Rows from a dataset:
════

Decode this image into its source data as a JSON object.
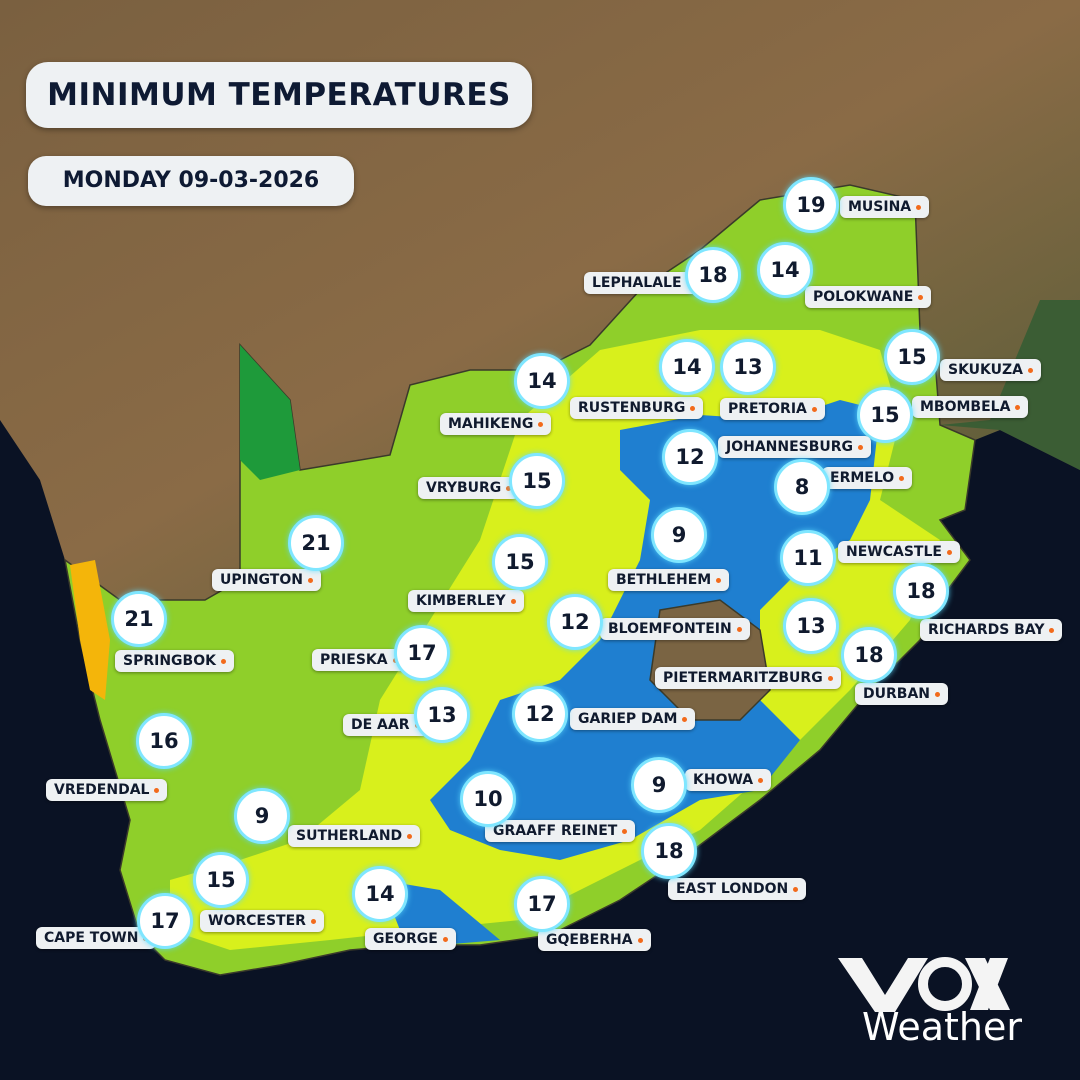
{
  "header": {
    "title": "MINIMUM TEMPERATURES",
    "date": "MONDAY 09-03-2026"
  },
  "cities": [
    {
      "name": "MUSINA",
      "temp": 19
    },
    {
      "name": "LEPHALALE",
      "temp": 18
    },
    {
      "name": "POLOKWANE",
      "temp": 14
    },
    {
      "name": "SKUKUZA",
      "temp": 15
    },
    {
      "name": "MBOMBELA",
      "temp": 15
    },
    {
      "name": "MAHIKENG",
      "temp": 14
    },
    {
      "name": "RUSTENBURG",
      "temp": 14
    },
    {
      "name": "PRETORIA",
      "temp": 13
    },
    {
      "name": "JOHANNESBURG",
      "temp": 12
    },
    {
      "name": "ERMELO",
      "temp": 8
    },
    {
      "name": "VRYBURG",
      "temp": 15
    },
    {
      "name": "UPINGTON",
      "temp": 21
    },
    {
      "name": "KIMBERLEY",
      "temp": 15
    },
    {
      "name": "BETHLEHEM",
      "temp": 9
    },
    {
      "name": "NEWCASTLE",
      "temp": 11
    },
    {
      "name": "RICHARDS BAY",
      "temp": 18
    },
    {
      "name": "SPRINGBOK",
      "temp": 21
    },
    {
      "name": "BLOEMFONTEIN",
      "temp": 12
    },
    {
      "name": "PIETERMARITZBURG",
      "temp": 13
    },
    {
      "name": "DURBAN",
      "temp": 18
    },
    {
      "name": "PRIESKA",
      "temp": 17
    },
    {
      "name": "DE AAR",
      "temp": 13
    },
    {
      "name": "GARIEP DAM",
      "temp": 12
    },
    {
      "name": "VREDENDAL",
      "temp": 16
    },
    {
      "name": "KHOWA",
      "temp": 9
    },
    {
      "name": "SUTHERLAND",
      "temp": 9
    },
    {
      "name": "GRAAFF REINET",
      "temp": 10
    },
    {
      "name": "EAST LONDON",
      "temp": 18
    },
    {
      "name": "WORCESTER",
      "temp": 15
    },
    {
      "name": "CAPE TOWN",
      "temp": 17
    },
    {
      "name": "GEORGE",
      "temp": 14
    },
    {
      "name": "GQEBERHA",
      "temp": 17
    }
  ],
  "logo": {
    "label": "Weather"
  }
}
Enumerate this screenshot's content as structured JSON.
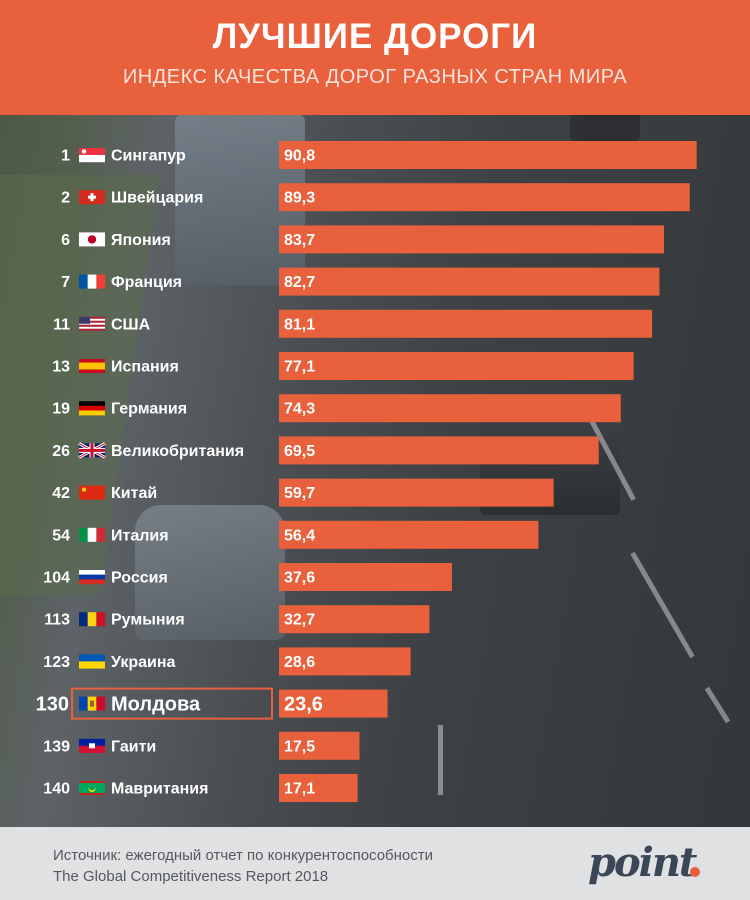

════

◆ **GIVEN TASK**: Output the entries above exactly. Drop the pictures.

◆ **OUTPUT OF THE TASK**:
Decode this image into its source data as a JSON object.
{
  "header": {
    "title": "MINIMUM TEMPERATURES",
    "date": "MONDAY 09-03-2026"
  },
  "cities": [
    {
      "name": "MUSINA",
      "temp": 19
    },
    {
      "name": "LEPHALALE",
      "temp": 18
    },
    {
      "name": "POLOKWANE",
      "temp": 14
    },
    {
      "name": "SKUKUZA",
      "temp": 15
    },
    {
      "name": "MBOMBELA",
      "temp": 15
    },
    {
      "name": "MAHIKENG",
      "temp": 14
    },
    {
      "name": "RUSTENBURG",
      "temp": 14
    },
    {
      "name": "PRETORIA",
      "temp": 13
    },
    {
      "name": "JOHANNESBURG",
      "temp": 12
    },
    {
      "name": "ERMELO",
      "temp": 8
    },
    {
      "name": "VRYBURG",
      "temp": 15
    },
    {
      "name": "UPINGTON",
      "temp": 21
    },
    {
      "name": "KIMBERLEY",
      "temp": 15
    },
    {
      "name": "BETHLEHEM",
      "temp": 9
    },
    {
      "name": "NEWCASTLE",
      "temp": 11
    },
    {
      "name": "RICHARDS BAY",
      "temp": 18
    },
    {
      "name": "SPRINGBOK",
      "temp": 21
    },
    {
      "name": "BLOEMFONTEIN",
      "temp": 12
    },
    {
      "name": "PIETERMARITZBURG",
      "temp": 13
    },
    {
      "name": "DURBAN",
      "temp": 18
    },
    {
      "name": "PRIESKA",
      "temp": 17
    },
    {
      "name": "DE AAR",
      "temp": 13
    },
    {
      "name": "GARIEP DAM",
      "temp": 12
    },
    {
      "name": "VREDENDAL",
      "temp": 16
    },
    {
      "name": "KHOWA",
      "temp": 9
    },
    {
      "name": "SUTHERLAND",
      "temp": 9
    },
    {
      "name": "GRAAFF REINET",
      "temp": 10
    },
    {
      "name": "EAST LONDON",
      "temp": 18
    },
    {
      "name": "WORCESTER",
      "temp": 15
    },
    {
      "name": "CAPE TOWN",
      "temp": 17
    },
    {
      "name": "GEORGE",
      "temp": 14
    },
    {
      "name": "GQEBERHA",
      "temp": 17
    }
  ],
  "logo": {
    "label": "Weather"
  }
}
Enumerate this screenshot's content as structured JSON.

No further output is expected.